_TAREFA A_
Cita o texto sobre a série Torpedo 1936 desde "Criada em 1981, por" até "o seu passado.".

::::::

Uma das mais populares séries europeias de finais do século XX, Torpedo 1936, de Abuli e Bernet há muito que está ausente das livrarias portuguesas, apesar de ter tido vários episódios publicados em álbum pela Futura e nas revistas Mosquito e Selecções BD. Felizmente, o mesmo não sucede noutros países, onde a série tem sido reeditada com frequência.
Criada em 1981, por E. Sanchez Abuli nas páginas da revista Creepy, na sequência de uma encomenda de Marcelo Miralles, um dos colaboradores do editor Josep Toutain, que encomendou ao argumentista uma história com uma loura e um gangster, que pudesse ser usada como teste a um desenhador, Torpedo cedo ganhou vida própria. Pelo carisma do personagem, e sobretudo, pelas possibilidades que uma série destas dava a Abuli de homenagear o cinema negro e a literatura hard boiled, em histórias curtas que utilizam todos os clichés do género, subvertendo-os ao dar o protagonismo, não ao detective privado, mas a um mafioso cínico e sem ponta de escrúpulos, cuja figura se vai humanizando muito lentamente, à medida que vamos conhecendo o seu passado.

Para ilustrar esta viagem aos tempos áureos dos gangsters, foi escolhido o mestre americano Alex Toth, que deu também a sugestão do título: Torpedo era o nome dado na América dos anos 30 aos pistoleiros a soldo. Uma título que, como reconhece Bernet, “revela-se uma imagem perfeita para definir aqueles tipos que, uma vez que recebem o dinheiro e a incumbência de matar alguém, põem-se em marcha e não param até atingir o alvo. Exactamente como um torpedo!”
Desenhador veterano, ligado aos EC Comics e às revistas da editora Warren, Alex Toth pôs toda a sua elegância e sentido narrativo ao serviço da série, procurando no entanto suavizar o carácter demasiado explicito dos guiões de Abuli, o que não foi muito bem visto pelo argumentista espanhol. Como consequência dessas divergências criativas, Toth abandonaria a série ao fim de apenas dois episódios, incomodado com o sexo, violência e amoralidade dos argumentos de Abuli. Suceder-lhe-ia Jordi Bernet, filho de Jorge Bernet, um célebre desenhador espanhol, que, depois de substituir o seu pai, com apenas 15 anos, na série Doña Uraca, por morte deste, iniciaria uma carreira internacional nas páginas da revista Spirou, para onde desenhou as séries Dan Lacombe e Paul Foran, publicadas em Portugal no Mundo de Aventuras.

Justamente considerado como o mais americano dos desenhadores espanhois, Bernet cedo se conseguiu libertar da influência de Frank Robbins (desenhador a quem, curiosamente, Torpedo foi oferecido, após a desistência de Toth) para criar o seu próprio estilo, feito de dinamismo, sensualidade e uma notável eficácia narrativa.

::::::

_TAREFA B_
Junta todas as linhas da listagem abaixo onde aparece a palavra "level". As maiúsculas e minúsculas contam.

::::::

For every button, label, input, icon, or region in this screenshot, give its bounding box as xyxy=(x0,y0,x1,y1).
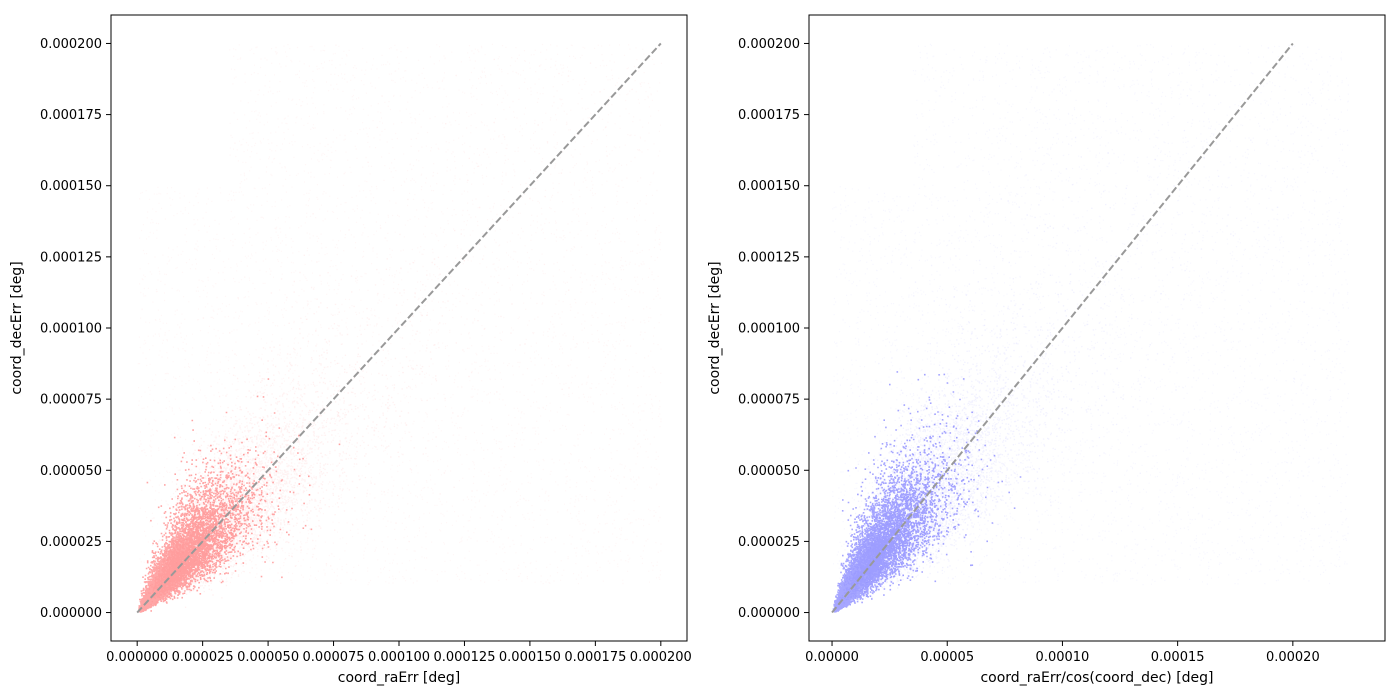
x-tick-label: 0.000075 xyxy=(303,650,365,665)
x-tick-label: 0.000200 xyxy=(630,650,692,665)
x-tick-label: 0.000025 xyxy=(172,650,234,665)
x-tick-label: 0.00005 xyxy=(920,650,974,665)
x-axis-label: coord_raErr/cos(coord_dec) [deg] xyxy=(980,670,1213,686)
y-tick-label: 0.000100 xyxy=(40,322,102,337)
x-tick-label: 0.00020 xyxy=(1266,650,1320,665)
y-axis-label: coord_decErr [deg] xyxy=(707,261,723,394)
y-tick-label: 0.000125 xyxy=(738,250,800,265)
y-tick-label: 0.000150 xyxy=(738,179,800,194)
x-tick-label: 0.000125 xyxy=(433,650,495,665)
x-axis-label: coord_raErr [deg] xyxy=(338,670,460,686)
y-tick-label: 0.000000 xyxy=(40,606,102,621)
x-tick-label: 0.00000 xyxy=(805,650,859,665)
scatter-points xyxy=(138,44,662,613)
y-axis-label: coord_decErr [deg] xyxy=(9,261,25,394)
right-scatter-chart: 0.00000 0.00005 0.00010 0.00015 0.00020 0.000… xyxy=(707,14,1386,686)
y-tick-label: 0.000150 xyxy=(40,179,102,194)
scatter-core xyxy=(138,378,341,613)
scatter-halo xyxy=(839,47,1316,604)
y-tick-label: 0.000175 xyxy=(738,108,800,123)
y-tick-label: 0.000025 xyxy=(738,535,800,550)
scatter-sparse xyxy=(138,44,662,585)
y-tick-label: 0.000200 xyxy=(738,37,800,52)
scatter-halo xyxy=(145,58,633,608)
scatter-points xyxy=(832,47,1316,613)
x-tick-label: 0.000050 xyxy=(237,650,299,665)
y-tick-label: 0.000075 xyxy=(738,393,800,408)
y-tick-label: 0.000050 xyxy=(738,464,800,479)
left-scatter-chart: 0.000000 0.000025 0.000050 0.000075 0.000100… xyxy=(9,14,692,686)
y-tick-label: 0.000200 xyxy=(40,37,102,52)
reference-line xyxy=(831,42,1294,614)
x-tick-label: 0.000100 xyxy=(368,650,430,665)
y-tick-label: 0.000025 xyxy=(40,535,102,550)
y-tick-label: 0.000075 xyxy=(40,393,102,408)
y-tick-label: 0.000175 xyxy=(40,108,102,123)
x-tick-label: 0.000150 xyxy=(499,650,561,665)
y-tick-label: 0.000100 xyxy=(738,322,800,337)
x-tick-label: 0.00010 xyxy=(1036,650,1090,665)
y-tick-label: 0.000050 xyxy=(40,464,102,479)
y-tick-label: 0.000000 xyxy=(738,606,800,621)
x-tick-label: 0.000000 xyxy=(106,650,168,665)
x-tick-label: 0.00015 xyxy=(1151,650,1205,665)
y-tick-label: 0.000125 xyxy=(40,250,102,265)
x-tick-label: 0.000175 xyxy=(564,650,626,665)
reference-line xyxy=(136,42,662,614)
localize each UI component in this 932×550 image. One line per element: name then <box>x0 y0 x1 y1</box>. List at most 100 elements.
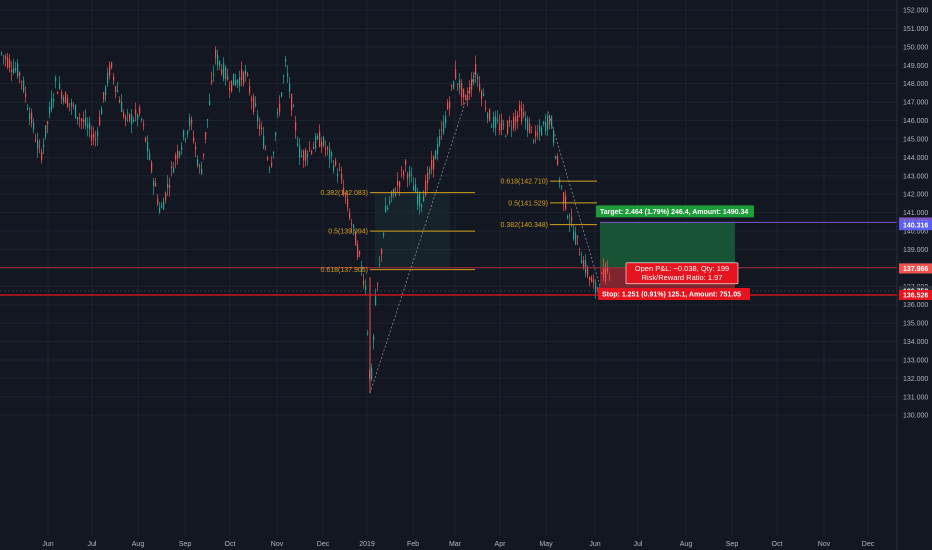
fib-retracement[interactable]: 0.382(142.083) 0.5(139.994) 0.618(137.905)… <box>321 179 597 275</box>
candle-body-up <box>595 282 597 293</box>
price-tags: 140.468140.316138.004137.966136.753136.5… <box>899 217 932 301</box>
candle-body-down <box>95 138 97 140</box>
price-axis[interactable]: 130.000 131.000 132.000 133.000 134.000 135.0… <box>896 0 928 550</box>
candle-body-down <box>303 150 305 161</box>
candle-body-down <box>309 148 311 149</box>
candle-body-up <box>417 194 419 205</box>
candle-body-down <box>469 87 471 94</box>
candle-body-down <box>113 76 115 81</box>
time-axis[interactable]: Jun Jul Aug Sep Oct Nov Dec 2019 Feb Mar Apr May Jun… <box>42 541 874 548</box>
candle-body-down <box>193 137 195 142</box>
candle-body-up <box>281 92 283 97</box>
candle-body-up <box>445 116 447 124</box>
candle-body-down <box>195 146 197 150</box>
candle-body-up <box>437 144 439 155</box>
candle-body-up <box>283 76 285 78</box>
candle-body-up <box>419 193 421 207</box>
candle-body-down <box>535 130 537 137</box>
candle-body-down <box>199 165 201 168</box>
candle-body-up <box>97 131 99 137</box>
candle-body-up <box>207 119 209 121</box>
stop-tag-bg <box>598 288 750 301</box>
candle-body-up <box>75 104 77 119</box>
fib-level-label: 0.618(142.710) <box>501 179 548 186</box>
y-tick-label: 141.000 <box>903 210 928 217</box>
candle-body-down <box>139 107 141 114</box>
candle-body-down <box>351 223 353 225</box>
candle-body-up <box>55 77 57 82</box>
candle-body-up <box>477 76 479 80</box>
candle-body-down <box>501 119 503 131</box>
candle-body-down <box>221 69 223 74</box>
candle-body-up <box>43 144 45 148</box>
candle-body-up <box>375 296 377 306</box>
candle-body-down <box>11 69 13 72</box>
y-tick-label: 134.000 <box>903 339 928 346</box>
x-tick-label: Feb <box>407 541 419 548</box>
candle-body-down <box>291 94 293 111</box>
candle-body-down <box>605 265 607 282</box>
candle-body-up <box>493 116 495 128</box>
candle-body-down <box>531 126 533 128</box>
x-tick-label: May <box>539 541 553 548</box>
fib-trend-line <box>547 111 601 287</box>
candle-body-up <box>337 173 339 177</box>
candle-body-up <box>163 201 165 210</box>
candle-body-up <box>159 207 161 213</box>
candle-body-up <box>315 136 317 149</box>
candle-body-up <box>53 99 55 102</box>
candle-body-up <box>187 130 189 135</box>
candle-body-up <box>105 87 107 96</box>
candle-body-down <box>587 268 589 276</box>
y-tick-label: 136.000 <box>903 302 928 309</box>
candle-body-down <box>325 147 327 150</box>
candle-body-up <box>225 67 227 79</box>
candle-body-down <box>311 150 313 154</box>
y-tick-label: 143.000 <box>903 173 928 180</box>
candle-body-down <box>21 81 23 82</box>
candle-body-down <box>433 155 435 170</box>
candle-body-down <box>279 103 281 112</box>
x-tick-label: Jun <box>589 541 600 548</box>
candle-body-up <box>541 127 543 136</box>
x-tick-label: Dec <box>317 541 330 548</box>
position-labels[interactable]: Target: 2.464 (1.79%) 246.4, Amount: 149… <box>596 205 754 301</box>
candle-body-down <box>475 64 477 76</box>
candle-body-down <box>579 254 581 256</box>
candle-body-down <box>145 137 147 142</box>
x-tick-label: Oct <box>772 541 783 548</box>
candle-body-down <box>467 95 469 100</box>
candle-body-down <box>359 251 361 255</box>
candle-body-up <box>361 265 363 272</box>
y-tick-label: 148.000 <box>903 81 928 88</box>
candle-body-down <box>69 103 71 105</box>
candle-body-down <box>441 129 443 131</box>
candle-body-up <box>185 138 187 140</box>
candle-body-up <box>121 101 123 112</box>
candle-body-down <box>9 59 11 68</box>
candle-body-up <box>505 136 507 138</box>
candle-body-down <box>519 104 521 111</box>
candle-body-down <box>111 62 113 68</box>
candle-body-down <box>313 147 315 150</box>
candle-body-down <box>67 98 69 108</box>
candle-body-up <box>415 184 417 192</box>
x-tick-label: Jul <box>88 541 97 548</box>
candle-body-down <box>529 123 531 134</box>
candle-body-down <box>93 133 95 138</box>
candle-body-up <box>233 73 235 86</box>
candle-body-down <box>571 216 573 221</box>
candle-body-down <box>5 56 7 60</box>
price-tag-label: 136.526 <box>903 293 928 300</box>
x-tick-label: Mar <box>449 541 462 548</box>
candle-body-up <box>483 93 485 96</box>
pnl-text: Open P&L: −0.038, Qty: 199 <box>635 264 729 273</box>
candle-body-down <box>603 267 605 279</box>
candle-body-down <box>241 69 243 81</box>
candle-body-down <box>355 232 357 246</box>
fib-level-label: 0.382(142.083) <box>321 190 368 197</box>
candle-body-up <box>133 120 135 122</box>
candle-body-up <box>555 155 557 160</box>
candle-body-down <box>155 183 157 187</box>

::::::

_RESPOSTA CERTA A_
Criada em 1981, por E. Sanchez Abuli nas páginas da revista Creepy, na sequência de uma encomenda de Marcelo Miralles, um dos colaboradores do editor Josep Toutain, que encomendou ao argumentista uma história com uma loura e um gangster, que pudesse ser usada como teste a um desenhador, Torpedo cedo ganhou vida própria. Pelo carisma do personagem, e sobretudo, pelas possibilidades que uma série destas dava a Abuli de homenagear o cinema negro e a literatura hard boiled, em histórias curtas que utilizam todos os clichés do género, subvertendo-os ao dar o protagonismo, não ao detective privado, mas a um mafioso cínico e sem ponta de escrúpulos, cuja figura se vai humanizando muito lentamente, à medida que vamos conhecendo o seu passado.

_RESPOSTA CERTA B_
fib-level-label: 0.618(142.710) <box>501 179 548 186</box>
fib-level-label: 0.382(142.083) <box>321 190 368 197</box>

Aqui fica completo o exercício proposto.